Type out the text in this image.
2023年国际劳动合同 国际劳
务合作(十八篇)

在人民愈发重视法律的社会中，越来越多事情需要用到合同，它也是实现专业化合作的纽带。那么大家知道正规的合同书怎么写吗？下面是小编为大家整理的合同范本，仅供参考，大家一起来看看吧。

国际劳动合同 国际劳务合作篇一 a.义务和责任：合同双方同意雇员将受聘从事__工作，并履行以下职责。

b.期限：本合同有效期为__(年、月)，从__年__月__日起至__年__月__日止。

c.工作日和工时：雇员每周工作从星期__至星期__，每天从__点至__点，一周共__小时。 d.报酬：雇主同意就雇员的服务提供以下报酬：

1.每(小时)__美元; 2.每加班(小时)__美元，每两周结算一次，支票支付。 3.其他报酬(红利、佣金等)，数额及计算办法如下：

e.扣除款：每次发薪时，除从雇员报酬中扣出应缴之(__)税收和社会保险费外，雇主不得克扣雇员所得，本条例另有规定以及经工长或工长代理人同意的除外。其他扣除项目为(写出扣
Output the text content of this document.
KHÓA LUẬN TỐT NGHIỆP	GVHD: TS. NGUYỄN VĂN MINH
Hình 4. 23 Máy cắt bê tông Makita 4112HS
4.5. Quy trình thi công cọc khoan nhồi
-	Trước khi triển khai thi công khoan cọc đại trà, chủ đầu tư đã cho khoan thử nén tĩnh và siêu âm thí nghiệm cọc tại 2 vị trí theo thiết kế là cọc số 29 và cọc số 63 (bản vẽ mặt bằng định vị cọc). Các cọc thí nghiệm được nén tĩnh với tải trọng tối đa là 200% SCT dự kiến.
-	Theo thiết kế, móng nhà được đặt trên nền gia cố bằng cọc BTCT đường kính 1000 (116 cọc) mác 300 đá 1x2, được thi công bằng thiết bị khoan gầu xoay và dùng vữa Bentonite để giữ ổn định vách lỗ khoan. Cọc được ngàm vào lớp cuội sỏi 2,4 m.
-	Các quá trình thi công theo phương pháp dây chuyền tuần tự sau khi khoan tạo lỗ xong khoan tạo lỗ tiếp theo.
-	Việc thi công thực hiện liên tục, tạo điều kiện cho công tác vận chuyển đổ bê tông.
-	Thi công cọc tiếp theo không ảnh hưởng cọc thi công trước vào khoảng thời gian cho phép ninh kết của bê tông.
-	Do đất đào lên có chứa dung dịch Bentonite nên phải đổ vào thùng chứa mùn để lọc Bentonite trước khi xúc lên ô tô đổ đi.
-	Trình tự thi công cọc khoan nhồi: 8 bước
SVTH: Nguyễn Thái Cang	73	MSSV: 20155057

####

Take each line of the material that contains the word "tiếp" and list it.

Full answer ::
-	Các quá trình thi công theo phương pháp dây chuyền tuần tự sau khi khoan tạo lỗ xong khoan tạo lỗ tiếp theo.
-	Thi công cọc tiếp theo không ảnh hưởng cọc thi công trước vào khoảng thời gian cho phép ninh kết của bê tông.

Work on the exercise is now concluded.